> Listed records:

[BEGIN]

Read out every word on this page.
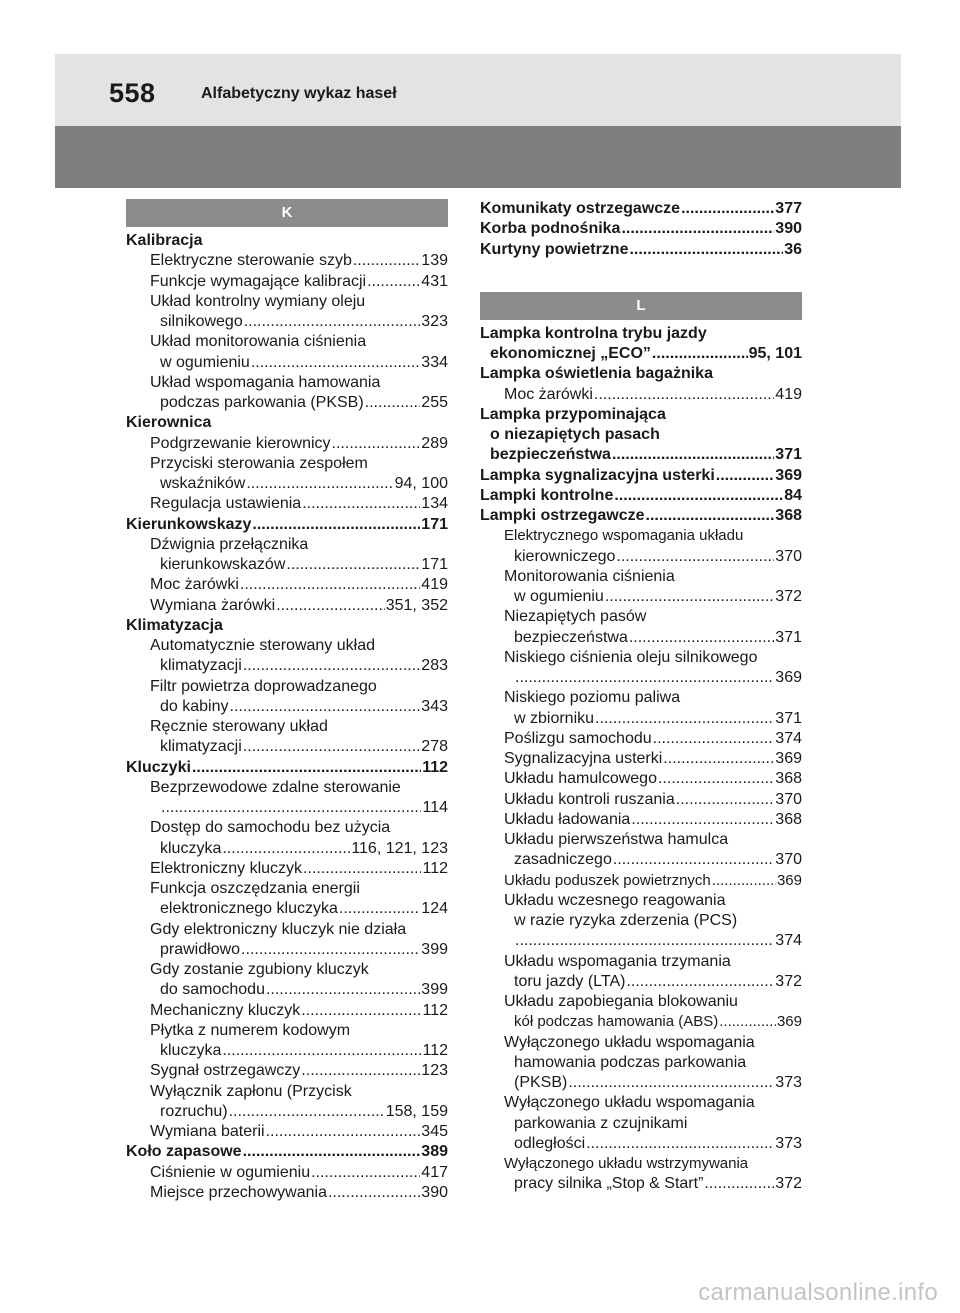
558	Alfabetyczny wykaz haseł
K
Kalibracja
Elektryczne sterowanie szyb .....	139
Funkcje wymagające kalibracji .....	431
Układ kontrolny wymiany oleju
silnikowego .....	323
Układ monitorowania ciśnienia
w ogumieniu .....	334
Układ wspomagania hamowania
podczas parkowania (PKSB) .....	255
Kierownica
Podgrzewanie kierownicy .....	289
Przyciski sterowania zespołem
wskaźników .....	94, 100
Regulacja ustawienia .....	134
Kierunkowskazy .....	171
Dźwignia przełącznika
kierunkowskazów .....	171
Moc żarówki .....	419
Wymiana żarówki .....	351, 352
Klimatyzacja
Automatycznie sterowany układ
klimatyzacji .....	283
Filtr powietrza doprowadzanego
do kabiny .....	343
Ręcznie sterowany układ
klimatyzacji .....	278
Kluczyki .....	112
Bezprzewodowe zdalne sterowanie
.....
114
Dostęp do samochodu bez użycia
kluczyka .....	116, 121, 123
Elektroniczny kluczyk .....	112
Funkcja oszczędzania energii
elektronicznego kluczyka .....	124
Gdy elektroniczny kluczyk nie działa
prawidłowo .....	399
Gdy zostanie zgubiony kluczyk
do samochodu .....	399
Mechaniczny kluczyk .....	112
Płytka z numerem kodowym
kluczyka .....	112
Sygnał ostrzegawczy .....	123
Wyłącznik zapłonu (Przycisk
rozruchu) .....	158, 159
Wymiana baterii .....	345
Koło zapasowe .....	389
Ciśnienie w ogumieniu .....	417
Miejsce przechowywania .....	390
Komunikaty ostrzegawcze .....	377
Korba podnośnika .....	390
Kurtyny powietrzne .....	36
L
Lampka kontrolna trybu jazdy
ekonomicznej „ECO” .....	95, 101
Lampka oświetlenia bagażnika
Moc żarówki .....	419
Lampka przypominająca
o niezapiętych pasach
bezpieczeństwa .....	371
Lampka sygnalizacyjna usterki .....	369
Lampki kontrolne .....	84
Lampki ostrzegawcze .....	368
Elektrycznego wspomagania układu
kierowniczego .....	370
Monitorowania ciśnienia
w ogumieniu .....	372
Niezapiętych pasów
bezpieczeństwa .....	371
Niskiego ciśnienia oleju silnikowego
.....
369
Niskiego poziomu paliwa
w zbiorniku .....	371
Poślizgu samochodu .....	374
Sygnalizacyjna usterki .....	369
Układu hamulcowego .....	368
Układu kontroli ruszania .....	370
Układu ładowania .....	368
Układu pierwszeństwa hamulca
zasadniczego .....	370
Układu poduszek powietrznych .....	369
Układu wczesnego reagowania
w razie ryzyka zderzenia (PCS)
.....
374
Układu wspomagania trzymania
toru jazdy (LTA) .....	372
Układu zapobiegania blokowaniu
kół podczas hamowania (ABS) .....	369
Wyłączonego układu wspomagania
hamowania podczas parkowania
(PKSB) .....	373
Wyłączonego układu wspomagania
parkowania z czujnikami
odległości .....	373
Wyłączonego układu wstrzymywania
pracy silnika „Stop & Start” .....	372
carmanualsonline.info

[END]

> Task details: Output all of the data exactly as it stands, minus any images.

> Exercise answer:
Read out every word on this page.
558	Alfabetyczny wykaz haseł
K
Kalibracja
Elektryczne sterowanie szyb .....	139
Funkcje wymagające kalibracji .....	431
Układ kontrolny wymiany oleju
silnikowego .....	323
Układ monitorowania ciśnienia
w ogumieniu .....	334
Układ wspomagania hamowania
podczas parkowania (PKSB) .....	255
Kierownica
Podgrzewanie kierownicy .....	289
Przyciski sterowania zespołem
wskaźników .....	94, 100
Regulacja ustawienia .....	134
Kierunkowskazy .....	171
Dźwignia przełącznika
kierunkowskazów .....	171
Moc żarówki .....	419
Wymiana żarówki .....	351, 352
Klimatyzacja
Automatycznie sterowany układ
klimatyzacji .....	283
Filtr powietrza doprowadzanego
do kabiny .....	343
Ręcznie sterowany układ
klimatyzacji .....	278
Kluczyki .....	112
Bezprzewodowe zdalne sterowanie
.....
114
Dostęp do samochodu bez użycia
kluczyka .....	116, 121, 123
Elektroniczny kluczyk .....	112
Funkcja oszczędzania energii
elektronicznego kluczyka .....	124
Gdy elektroniczny kluczyk nie działa
prawidłowo .....	399
Gdy zostanie zgubiony kluczyk
do samochodu .....	399
Mechaniczny kluczyk .....	112
Płytka z numerem kodowym
kluczyka .....	112
Sygnał ostrzegawczy .....	123
Wyłącznik zapłonu (Przycisk
rozruchu) .....	158, 159
Wymiana baterii .....	345
Koło zapasowe .....	389
Ciśnienie w ogumieniu .....	417
Miejsce przechowywania .....	390
Komunikaty ostrzegawcze .....	377
Korba podnośnika .....	390
Kurtyny powietrzne .....	36
L
Lampka kontrolna trybu jazdy
ekonomicznej „ECO” .....	95, 101
Lampka oświetlenia bagażnika
Moc żarówki .....	419
Lampka przypominająca
o niezapiętych pasach
bezpieczeństwa .....	371
Lampka sygnalizacyjna usterki .....	369
Lampki kontrolne .....	84
Lampki ostrzegawcze .....	368
Elektrycznego wspomagania układu
kierowniczego .....	370
Monitorowania ciśnienia
w ogumieniu .....	372
Niezapiętych pasów
bezpieczeństwa .....	371
Niskiego ciśnienia oleju silnikowego
.....
369
Niskiego poziomu paliwa
w zbiorniku .....	371
Poślizgu samochodu .....	374
Sygnalizacyjna usterki .....	369
Układu hamulcowego .....	368
Układu kontroli ruszania .....	370
Układu ładowania .....	368
Układu pierwszeństwa hamulca
zasadniczego .....	370
Układu poduszek powietrznych .....	369
Układu wczesnego reagowania
w razie ryzyka zderzenia (PCS)
.....
374
Układu wspomagania trzymania
toru jazdy (LTA) .....	372
Układu zapobiegania blokowaniu
kół podczas hamowania (ABS) .....	369
Wyłączonego układu wspomagania
hamowania podczas parkowania
(PKSB) .....	373
Wyłączonego układu wspomagania
parkowania z czujnikami
odległości .....	373
Wyłączonego układu wstrzymywania
pracy silnika „Stop & Start” .....	372
carmanualsonline.info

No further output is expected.